>>>
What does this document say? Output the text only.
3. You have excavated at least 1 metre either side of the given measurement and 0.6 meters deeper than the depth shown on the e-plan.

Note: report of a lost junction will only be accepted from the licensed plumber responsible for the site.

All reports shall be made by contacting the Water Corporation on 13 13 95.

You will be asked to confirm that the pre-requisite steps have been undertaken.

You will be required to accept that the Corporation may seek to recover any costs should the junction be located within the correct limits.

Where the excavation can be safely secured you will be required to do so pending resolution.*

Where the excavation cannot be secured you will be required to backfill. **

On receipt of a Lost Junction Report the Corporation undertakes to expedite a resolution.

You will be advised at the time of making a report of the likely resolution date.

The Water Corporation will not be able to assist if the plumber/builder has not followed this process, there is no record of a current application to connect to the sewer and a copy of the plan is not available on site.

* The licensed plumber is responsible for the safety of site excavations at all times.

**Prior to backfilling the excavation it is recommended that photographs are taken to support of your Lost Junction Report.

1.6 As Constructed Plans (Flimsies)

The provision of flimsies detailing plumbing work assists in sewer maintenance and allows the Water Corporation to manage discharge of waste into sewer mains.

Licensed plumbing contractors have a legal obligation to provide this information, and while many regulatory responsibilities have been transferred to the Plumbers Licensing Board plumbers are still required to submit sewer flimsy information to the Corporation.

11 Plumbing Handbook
<<<
Stated problem: Read the data above and pull out each line that holds the string "Where".

The result:
Where the excavation can be safely secured you will be required to do so pending resolution.*
Where the excavation cannot be secured you will be required to backfill. **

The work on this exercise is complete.